— START MATERIALS PROVIDED —

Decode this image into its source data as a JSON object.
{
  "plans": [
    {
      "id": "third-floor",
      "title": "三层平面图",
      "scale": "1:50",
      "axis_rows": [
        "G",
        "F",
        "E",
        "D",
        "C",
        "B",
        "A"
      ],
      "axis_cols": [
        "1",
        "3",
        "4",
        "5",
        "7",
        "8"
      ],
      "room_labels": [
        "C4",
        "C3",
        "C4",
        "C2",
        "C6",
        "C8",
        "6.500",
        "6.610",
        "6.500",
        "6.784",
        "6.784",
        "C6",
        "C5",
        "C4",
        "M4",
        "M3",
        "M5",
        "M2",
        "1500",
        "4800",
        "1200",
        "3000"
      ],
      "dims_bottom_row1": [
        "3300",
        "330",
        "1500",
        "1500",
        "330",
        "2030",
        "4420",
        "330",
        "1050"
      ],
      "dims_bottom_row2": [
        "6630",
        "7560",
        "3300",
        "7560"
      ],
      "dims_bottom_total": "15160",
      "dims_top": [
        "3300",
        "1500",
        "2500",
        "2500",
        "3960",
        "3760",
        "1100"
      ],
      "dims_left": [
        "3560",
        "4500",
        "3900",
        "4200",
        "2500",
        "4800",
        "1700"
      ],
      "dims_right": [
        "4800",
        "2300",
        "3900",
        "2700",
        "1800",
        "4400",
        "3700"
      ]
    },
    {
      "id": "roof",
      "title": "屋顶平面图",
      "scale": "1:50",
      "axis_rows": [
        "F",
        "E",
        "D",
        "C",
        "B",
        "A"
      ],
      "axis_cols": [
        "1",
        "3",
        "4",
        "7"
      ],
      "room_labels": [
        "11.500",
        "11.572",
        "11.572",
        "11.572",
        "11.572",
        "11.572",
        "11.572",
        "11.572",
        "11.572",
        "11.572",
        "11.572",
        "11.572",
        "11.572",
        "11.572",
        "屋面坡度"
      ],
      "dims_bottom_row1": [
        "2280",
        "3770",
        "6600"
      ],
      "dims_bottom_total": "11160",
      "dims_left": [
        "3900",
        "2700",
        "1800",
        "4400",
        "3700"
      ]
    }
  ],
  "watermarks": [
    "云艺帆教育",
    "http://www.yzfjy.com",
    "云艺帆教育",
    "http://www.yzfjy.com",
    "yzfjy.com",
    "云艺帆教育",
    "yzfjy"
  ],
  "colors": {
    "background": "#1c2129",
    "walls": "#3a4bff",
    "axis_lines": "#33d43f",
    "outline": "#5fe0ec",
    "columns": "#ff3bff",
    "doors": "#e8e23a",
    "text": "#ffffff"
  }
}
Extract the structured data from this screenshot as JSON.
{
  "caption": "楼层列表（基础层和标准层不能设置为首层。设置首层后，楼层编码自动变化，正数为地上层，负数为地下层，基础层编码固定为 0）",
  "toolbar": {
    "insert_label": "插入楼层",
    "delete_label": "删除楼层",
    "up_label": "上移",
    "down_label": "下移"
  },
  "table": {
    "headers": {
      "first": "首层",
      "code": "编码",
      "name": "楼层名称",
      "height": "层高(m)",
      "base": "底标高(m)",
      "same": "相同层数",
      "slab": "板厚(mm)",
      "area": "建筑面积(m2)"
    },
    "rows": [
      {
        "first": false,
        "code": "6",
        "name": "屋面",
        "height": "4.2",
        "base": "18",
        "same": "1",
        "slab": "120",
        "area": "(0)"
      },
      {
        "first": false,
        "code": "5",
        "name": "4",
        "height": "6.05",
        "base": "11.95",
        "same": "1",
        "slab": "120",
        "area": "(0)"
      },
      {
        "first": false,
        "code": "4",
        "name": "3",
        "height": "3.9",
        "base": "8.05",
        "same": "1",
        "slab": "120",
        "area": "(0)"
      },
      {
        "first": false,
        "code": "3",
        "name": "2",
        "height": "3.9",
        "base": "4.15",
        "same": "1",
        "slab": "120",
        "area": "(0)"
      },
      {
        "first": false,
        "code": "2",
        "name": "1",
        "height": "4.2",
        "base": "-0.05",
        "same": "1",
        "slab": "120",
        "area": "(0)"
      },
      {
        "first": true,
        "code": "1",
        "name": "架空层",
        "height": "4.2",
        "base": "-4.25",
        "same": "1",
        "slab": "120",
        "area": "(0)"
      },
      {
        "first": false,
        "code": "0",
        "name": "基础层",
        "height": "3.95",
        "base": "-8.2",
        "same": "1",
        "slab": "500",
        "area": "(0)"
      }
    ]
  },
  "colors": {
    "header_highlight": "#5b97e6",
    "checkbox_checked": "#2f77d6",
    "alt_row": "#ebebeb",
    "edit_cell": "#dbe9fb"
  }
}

— END MATERIALS PROVIDED —

■ **THE TASK**:
Your task is to retype all of the records exactly.

■ **RESPONSE TO THE EXERCISE**:
Decode this image into its source data as a JSON object.
{
  "plans": [
    {
      "id": "third-floor",
      "title": "三层平面图",
      "scale": "1:50",
      "axis_rows": [
        "G",
        "F",
        "E",
        "D",
        "C",
        "B",
        "A"
      ],
      "axis_cols": [
        "1",
        "3",
        "4",
        "5",
        "7",
        "8"
      ],
      "room_labels": [
        "C4",
        "C3",
        "C4",
        "C2",
        "C6",
        "C8",
        "6.500",
        "6.610",
        "6.500",
        "6.784",
        "6.784",
        "C6",
        "C5",
        "C4",
        "M4",
        "M3",
        "M5",
        "M2",
        "1500",
        "4800",
        "1200",
        "3000"
      ],
      "dims_bottom_row1": [
        "3300",
        "330",
        "1500",
        "1500",
        "330",
        "2030",
        "4420",
        "330",
        "1050"
      ],
      "dims_bottom_row2": [
        "6630",
        "7560",
        "3300",
        "7560"
      ],
      "dims_bottom_total": "15160",
      "dims_top": [
        "3300",
        "1500",
        "2500",
        "2500",
        "3960",
        "3760",
        "1100"
      ],
      "dims_left": [
        "3560",
        "4500",
        "3900",
        "4200",
        "2500",
        "4800",
        "1700"
      ],
      "dims_right": [
        "4800",
        "2300",
        "3900",
        "2700",
        "1800",
        "4400",
        "3700"
      ]
    },
    {
      "id": "roof",
      "title": "屋顶平面图",
      "scale": "1:50",
      "axis_rows": [
        "F",
        "E",
        "D",
        "C",
        "B",
        "A"
      ],
      "axis_cols": [
        "1",
        "3",
        "4",
        "7"
      ],
      "room_labels": [
        "11.500",
        "11.572",
        "11.572",
        "11.572",
        "11.572",
        "11.572",
        "11.572",
        "11.572",
        "11.572",
        "11.572",
        "11.572",
        "11.572",
        "11.572",
        "11.572",
        "屋面坡度"
      ],
      "dims_bottom_row1": [
        "2280",
        "3770",
        "6600"
      ],
      "dims_bottom_total": "11160",
      "dims_left": [
        "3900",
        "2700",
        "1800",
        "4400",
        "3700"
      ]
    }
  ],
  "watermarks": [
    "云艺帆教育",
    "http://www.yzfjy.com",
    "云艺帆教育",
    "http://www.yzfjy.com",
    "yzfjy.com",
    "云艺帆教育",
    "yzfjy"
  ],
  "colors": {
    "background": "#1c2129",
    "walls": "#3a4bff",
    "axis_lines": "#33d43f",
    "outline": "#5fe0ec",
    "columns": "#ff3bff",
    "doors": "#e8e23a",
    "text": "#ffffff"
  }
}
Extract the structured data from this screenshot as JSON.
{
  "caption": "楼层列表（基础层和标准层不能设置为首层。设置首层后，楼层编码自动变化，正数为地上层，负数为地下层，基础层编码固定为 0）",
  "toolbar": {
    "insert_label": "插入楼层",
    "delete_label": "删除楼层",
    "up_label": "上移",
    "down_label": "下移"
  },
  "table": {
    "headers": {
      "first": "首层",
      "code": "编码",
      "name": "楼层名称",
      "height": "层高(m)",
      "base": "底标高(m)",
      "same": "相同层数",
      "slab": "板厚(mm)",
      "area": "建筑面积(m2)"
    },
    "rows": [
      {
        "first": false,
        "code": "6",
        "name": "屋面",
        "height": "4.2",
        "base": "18",
        "same": "1",
        "slab": "120",
        "area": "(0)"
      },
      {
        "first": false,
        "code": "5",
        "name": "4",
        "height": "6.05",
        "base": "11.95",
        "same": "1",
        "slab": "120",
        "area": "(0)"
      },
      {
        "first": false,
        "code": "4",
        "name": "3",
        "height": "3.9",
        "base": "8.05",
        "same": "1",
        "slab": "120",
        "area": "(0)"
      },
      {
        "first": false,
        "code": "3",
        "name": "2",
        "height": "3.9",
        "base": "4.15",
        "same": "1",
        "slab": "120",
        "area": "(0)"
      },
      {
        "first": false,
        "code": "2",
        "name": "1",
        "height": "4.2",
        "base": "-0.05",
        "same": "1",
        "slab": "120",
        "area": "(0)"
      },
      {
        "first": true,
        "code": "1",
        "name": "架空层",
        "height": "4.2",
        "base": "-4.25",
        "same": "1",
        "slab": "120",
        "area": "(0)"
      },
      {
        "first": false,
        "code": "0",
        "name": "基础层",
        "height": "3.95",
        "base": "-8.2",
        "same": "1",
        "slab": "500",
        "area": "(0)"
      }
    ]
  },
  "colors": {
    "header_highlight": "#5b97e6",
    "checkbox_checked": "#2f77d6",
    "alt_row": "#ebebeb",
    "edit_cell": "#dbe9fb"
  }
}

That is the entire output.